_WHAT IS NEEDED:_
Collect from the data below each line with "ylabel".

_EXTRACTED ENTRIES:_
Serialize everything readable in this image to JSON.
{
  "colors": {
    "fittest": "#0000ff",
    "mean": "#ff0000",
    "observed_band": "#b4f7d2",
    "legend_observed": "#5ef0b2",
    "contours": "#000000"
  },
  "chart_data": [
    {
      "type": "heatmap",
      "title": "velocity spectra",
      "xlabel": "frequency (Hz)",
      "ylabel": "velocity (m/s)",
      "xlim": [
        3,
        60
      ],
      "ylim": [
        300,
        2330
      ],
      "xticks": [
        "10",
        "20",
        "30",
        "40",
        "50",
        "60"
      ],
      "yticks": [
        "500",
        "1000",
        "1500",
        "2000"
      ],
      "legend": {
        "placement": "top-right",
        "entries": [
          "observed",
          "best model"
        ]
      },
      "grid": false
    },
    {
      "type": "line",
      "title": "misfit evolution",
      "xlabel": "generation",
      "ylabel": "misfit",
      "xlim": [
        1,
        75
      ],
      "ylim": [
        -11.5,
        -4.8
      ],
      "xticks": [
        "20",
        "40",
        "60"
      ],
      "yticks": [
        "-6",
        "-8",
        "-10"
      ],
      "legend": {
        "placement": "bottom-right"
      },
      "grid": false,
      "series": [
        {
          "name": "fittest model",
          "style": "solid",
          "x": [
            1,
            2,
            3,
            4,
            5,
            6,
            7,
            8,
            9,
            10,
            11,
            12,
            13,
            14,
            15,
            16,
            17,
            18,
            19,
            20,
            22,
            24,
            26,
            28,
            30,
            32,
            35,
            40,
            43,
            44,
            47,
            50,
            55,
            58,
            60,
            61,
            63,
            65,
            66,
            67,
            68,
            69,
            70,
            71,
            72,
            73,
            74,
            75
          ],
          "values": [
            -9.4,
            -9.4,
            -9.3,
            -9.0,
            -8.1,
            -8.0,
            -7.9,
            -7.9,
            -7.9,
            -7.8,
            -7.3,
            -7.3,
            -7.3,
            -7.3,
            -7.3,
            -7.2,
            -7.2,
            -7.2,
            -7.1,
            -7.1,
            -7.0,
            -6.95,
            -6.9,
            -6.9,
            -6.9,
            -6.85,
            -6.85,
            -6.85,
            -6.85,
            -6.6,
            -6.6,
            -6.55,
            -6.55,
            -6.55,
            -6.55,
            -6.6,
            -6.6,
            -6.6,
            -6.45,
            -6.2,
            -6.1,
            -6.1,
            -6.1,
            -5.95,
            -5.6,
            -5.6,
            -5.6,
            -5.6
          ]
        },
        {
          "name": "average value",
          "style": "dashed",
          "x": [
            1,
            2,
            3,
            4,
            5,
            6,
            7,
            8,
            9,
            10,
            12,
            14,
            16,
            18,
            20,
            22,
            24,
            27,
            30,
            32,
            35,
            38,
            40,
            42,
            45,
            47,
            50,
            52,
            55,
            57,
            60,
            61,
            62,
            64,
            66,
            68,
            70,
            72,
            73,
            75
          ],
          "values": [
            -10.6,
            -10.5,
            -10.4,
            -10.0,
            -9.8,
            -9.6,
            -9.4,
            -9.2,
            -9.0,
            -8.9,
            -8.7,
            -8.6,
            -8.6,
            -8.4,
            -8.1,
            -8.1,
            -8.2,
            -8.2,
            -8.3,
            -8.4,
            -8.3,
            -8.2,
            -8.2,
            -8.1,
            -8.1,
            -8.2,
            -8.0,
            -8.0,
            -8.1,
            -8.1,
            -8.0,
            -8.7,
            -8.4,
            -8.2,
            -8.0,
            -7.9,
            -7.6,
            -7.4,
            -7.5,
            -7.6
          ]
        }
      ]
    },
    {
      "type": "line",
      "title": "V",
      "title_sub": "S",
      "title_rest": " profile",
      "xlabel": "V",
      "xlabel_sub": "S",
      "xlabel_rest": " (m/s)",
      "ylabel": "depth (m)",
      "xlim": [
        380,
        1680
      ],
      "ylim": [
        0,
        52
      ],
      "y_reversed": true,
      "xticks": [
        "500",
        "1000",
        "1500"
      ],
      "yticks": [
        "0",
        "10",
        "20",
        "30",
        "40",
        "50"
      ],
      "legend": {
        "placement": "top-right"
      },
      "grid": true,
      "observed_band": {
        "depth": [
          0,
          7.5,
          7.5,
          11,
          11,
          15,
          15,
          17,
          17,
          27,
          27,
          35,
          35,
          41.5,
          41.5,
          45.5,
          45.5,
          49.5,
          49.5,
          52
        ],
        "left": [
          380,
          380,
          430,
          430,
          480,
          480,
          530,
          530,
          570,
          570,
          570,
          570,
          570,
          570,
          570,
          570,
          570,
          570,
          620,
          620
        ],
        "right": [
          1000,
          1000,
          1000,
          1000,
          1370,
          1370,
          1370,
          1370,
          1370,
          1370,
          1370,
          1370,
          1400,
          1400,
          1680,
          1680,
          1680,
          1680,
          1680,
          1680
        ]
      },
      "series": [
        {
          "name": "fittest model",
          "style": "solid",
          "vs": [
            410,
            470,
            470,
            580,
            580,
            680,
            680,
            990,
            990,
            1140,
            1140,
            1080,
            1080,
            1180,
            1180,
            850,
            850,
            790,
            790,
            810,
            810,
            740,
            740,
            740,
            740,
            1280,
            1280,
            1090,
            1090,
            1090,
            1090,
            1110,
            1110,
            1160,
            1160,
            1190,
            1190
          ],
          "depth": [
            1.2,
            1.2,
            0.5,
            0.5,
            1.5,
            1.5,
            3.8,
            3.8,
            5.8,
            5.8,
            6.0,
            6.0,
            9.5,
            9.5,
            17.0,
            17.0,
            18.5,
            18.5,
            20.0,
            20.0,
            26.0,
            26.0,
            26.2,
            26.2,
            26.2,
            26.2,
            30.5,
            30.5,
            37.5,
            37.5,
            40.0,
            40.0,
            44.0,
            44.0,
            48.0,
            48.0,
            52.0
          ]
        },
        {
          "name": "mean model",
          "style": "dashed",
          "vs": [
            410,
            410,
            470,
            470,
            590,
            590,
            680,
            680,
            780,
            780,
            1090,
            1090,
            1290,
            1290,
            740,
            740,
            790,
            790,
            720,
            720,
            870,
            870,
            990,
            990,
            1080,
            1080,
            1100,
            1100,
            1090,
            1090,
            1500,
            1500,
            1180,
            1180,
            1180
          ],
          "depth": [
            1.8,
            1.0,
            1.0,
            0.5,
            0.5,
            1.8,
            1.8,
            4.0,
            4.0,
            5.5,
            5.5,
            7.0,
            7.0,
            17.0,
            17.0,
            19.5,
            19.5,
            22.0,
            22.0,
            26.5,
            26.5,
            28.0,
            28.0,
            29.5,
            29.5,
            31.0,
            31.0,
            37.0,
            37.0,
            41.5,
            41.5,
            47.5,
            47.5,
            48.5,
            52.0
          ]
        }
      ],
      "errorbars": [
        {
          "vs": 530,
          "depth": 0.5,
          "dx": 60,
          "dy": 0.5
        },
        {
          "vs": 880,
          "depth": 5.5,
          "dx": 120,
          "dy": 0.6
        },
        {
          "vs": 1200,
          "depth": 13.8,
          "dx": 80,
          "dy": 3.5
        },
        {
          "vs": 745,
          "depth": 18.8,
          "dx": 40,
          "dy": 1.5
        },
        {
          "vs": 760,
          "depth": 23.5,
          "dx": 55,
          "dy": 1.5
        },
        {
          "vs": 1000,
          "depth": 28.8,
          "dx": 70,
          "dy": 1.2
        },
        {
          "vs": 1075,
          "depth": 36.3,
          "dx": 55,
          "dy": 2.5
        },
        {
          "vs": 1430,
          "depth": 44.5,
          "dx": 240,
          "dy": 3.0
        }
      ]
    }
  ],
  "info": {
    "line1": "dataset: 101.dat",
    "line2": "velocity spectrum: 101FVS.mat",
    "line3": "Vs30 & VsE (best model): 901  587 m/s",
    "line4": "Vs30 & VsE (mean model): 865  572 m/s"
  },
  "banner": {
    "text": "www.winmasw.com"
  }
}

_THE RESULT:_
      "ylabel": "velocity (m/s)",
      "ylabel": "misfit",
      "ylabel": "depth (m)",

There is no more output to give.